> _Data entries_
* START *

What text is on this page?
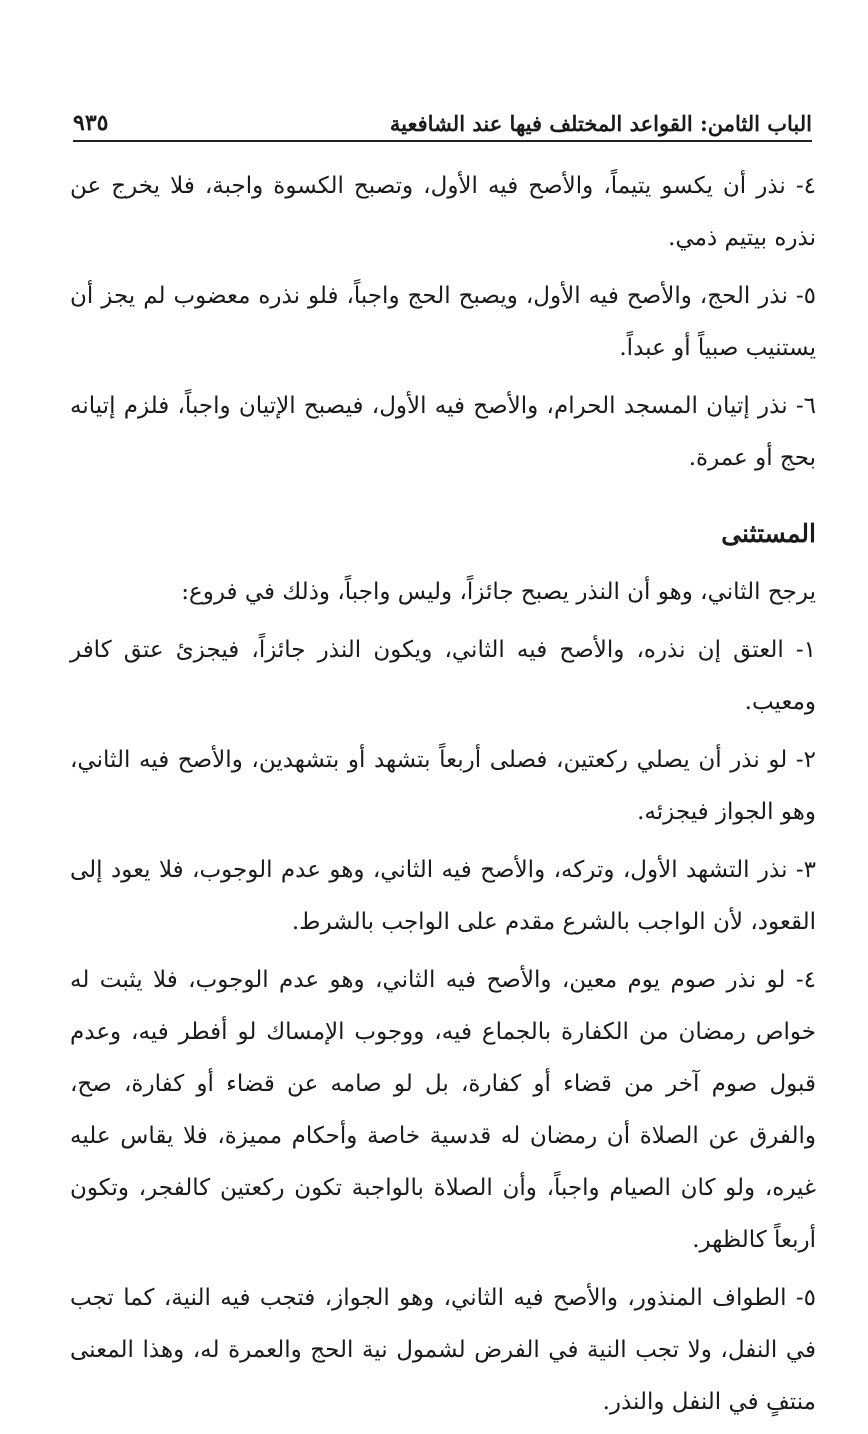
الباب الثامن: القواعد المختلف فيها عند الشافعية
٩٣٥

٤- نذر أن يكسو يتيماً، والأصح فيه الأول، وتصبح الكسوة واجبة، فلا يخرج عن نذره بيتيم ذمي.

٥- نذر الحج، والأصح فيه الأول، ويصبح الحج واجباً، فلو نذره معضوب لم يجز أن يستنيب صبياً أو عبداً.

٦- نذر إتيان المسجد الحرام، والأصح فيه الأول، فيصبح الإتيان واجباً، فلزم إتيانه بحج أو عمرة.

المستثنى

يرجح الثاني، وهو أن النذر يصبح جائزاً، وليس واجباً، وذلك في فروع:

١- العتق إن نذره، والأصح فيه الثاني، ويكون النذر جائزاً، فيجزئ عتق كافر ومعيب.

٢- لو نذر أن يصلي ركعتين، فصلى أربعاً بتشهد أو بتشهدين، والأصح فيه الثاني، وهو الجواز فيجزئه.

٣- نذر التشهد الأول، وتركه، والأصح فيه الثاني، وهو عدم الوجوب، فلا يعود إلى القعود، لأن الواجب بالشرع مقدم على الواجب بالشرط.

٤- لو نذر صوم يوم معين، والأصح فيه الثاني، وهو عدم الوجوب، فلا يثبت له خواص رمضان من الكفارة بالجماع فيه، ووجوب الإمساك لو أفطر فيه، وعدم قبول صوم آخر من قضاء أو كفارة، بل لو صامه عن قضاء أو كفارة، صح، والفرق عن الصلاة أن رمضان له قدسية خاصة وأحكام مميزة، فلا يقاس عليه غيره، ولو كان الصيام واجباً، وأن الصلاة بالواجبة تكون ركعتين كالفجر، وتكون أربعاً كالظهر.

٥- الطواف المنذور، والأصح فيه الثاني، وهو الجواز، فتجب فيه النية، كما تجب في النفل، ولا تجب النية في الفرض لشمول نية الحج والعمرة له، وهذا المعنى منتفٍ في النفل والنذر.
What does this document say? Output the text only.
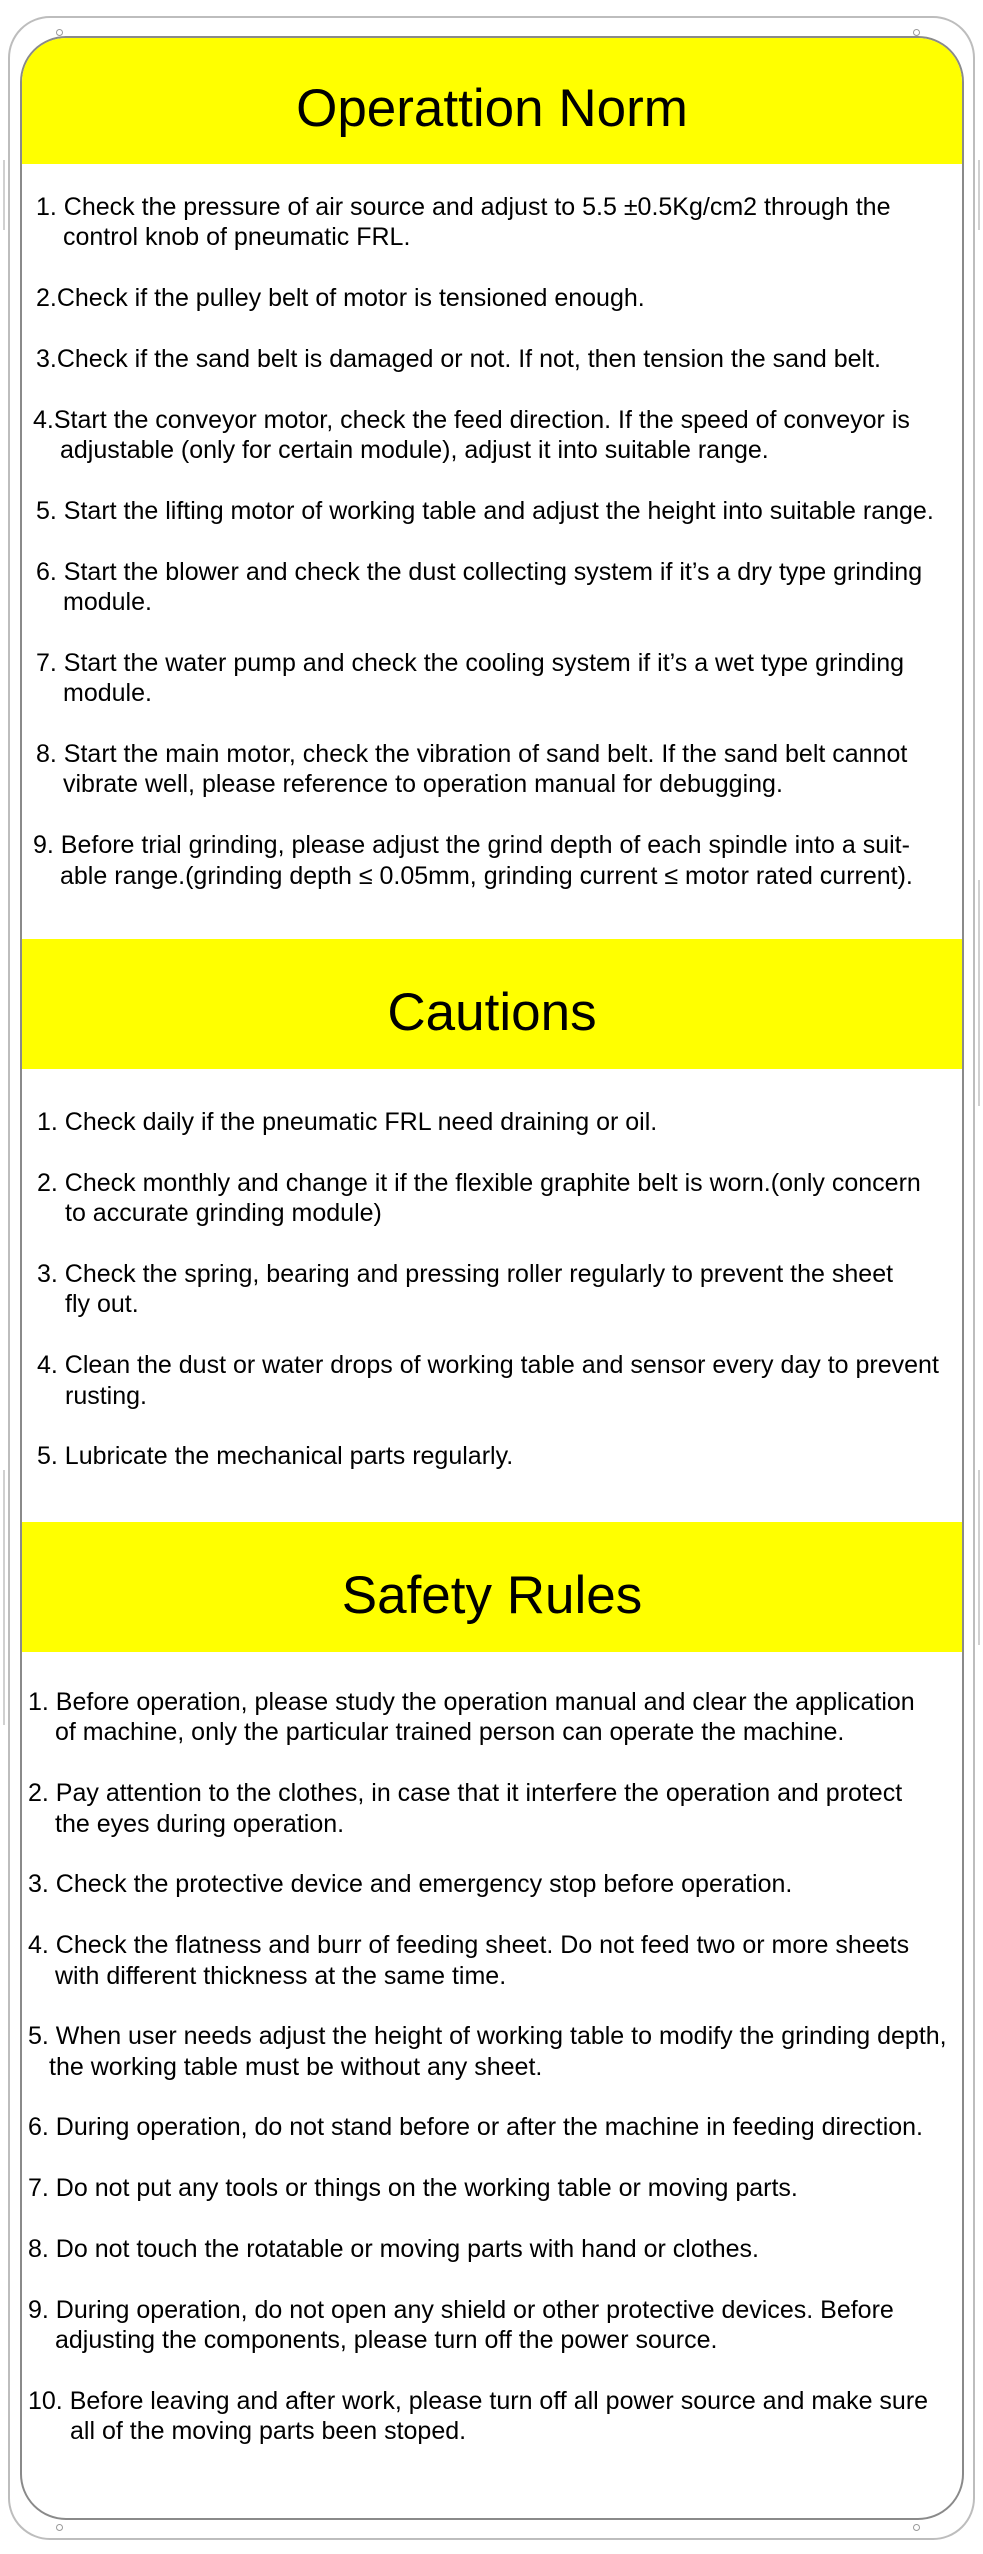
Operattion Norm
1. Check the pressure of air source and adjust to 5.5 ±0.5Kg/cm2 through the
control knob of pneumatic FRL.
2.Check if the pulley belt of motor is tensioned enough.
3.Check if the sand belt is damaged or not. If not, then tension the sand belt.
4.Start the conveyor motor, check the feed direction. If the speed of conveyor is
adjustable (only for certain module), adjust it into suitable range.
5. Start the lifting motor of working table and adjust the height into suitable range.
6. Start the blower and check the dust collecting system if it’s a dry type grinding
module.
7. Start the water pump and check the cooling system if it’s a wet type grinding
module.
8. Start the main motor, check the vibration of sand belt. If the sand belt cannot
vibrate well, please reference to operation manual for debugging.
9. Before trial grinding, please adjust the grind depth of each spindle into a suit-
able range.(grinding depth ≤ 0.05mm, grinding current ≤ motor rated current).
Cautions
1. Check daily if the pneumatic FRL need draining or oil.
2. Check monthly and change it if the flexible graphite belt is worn.(only concern
to accurate grinding module)
3. Check the spring, bearing and pressing roller regularly to prevent the sheet
fly out.
4. Clean the dust or water drops of working table and sensor every day to prevent
rusting.
5. Lubricate the mechanical parts regularly.
Safety Rules
1. Before operation, please study the operation manual and clear the application
of machine, only the particular trained person can operate the machine.
2. Pay attention to the clothes, in case that it interfere the operation and protect
the eyes during operation.
3. Check the protective device and emergency stop before operation.
4. Check the flatness and burr of feeding sheet. Do not feed two or more sheets
with different thickness at the same time.
5. When user needs adjust the height of working table to modify the grinding depth,
the working table must be without any sheet.
6. During operation, do not stand before or after the machine in feeding direction.
7. Do not put any tools or things on the working table or moving parts.
8. Do not touch the rotatable or moving parts with hand or clothes.
9. During operation, do not open any shield or other protective devices. Before
adjusting the components, please turn off the power source.
10. Before leaving and after work, please turn off all power source and make sure
all of the moving parts been stoped.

* END *

> _Exercise details_
In the records, locate each line holding the string "sheet" and copy it.

> _Solution below_
3. Check the spring, bearing and pressing roller regularly to prevent the sheet
4. Check the flatness and burr of feeding sheet. Do not feed two or more sheets
the working table must be without any sheet.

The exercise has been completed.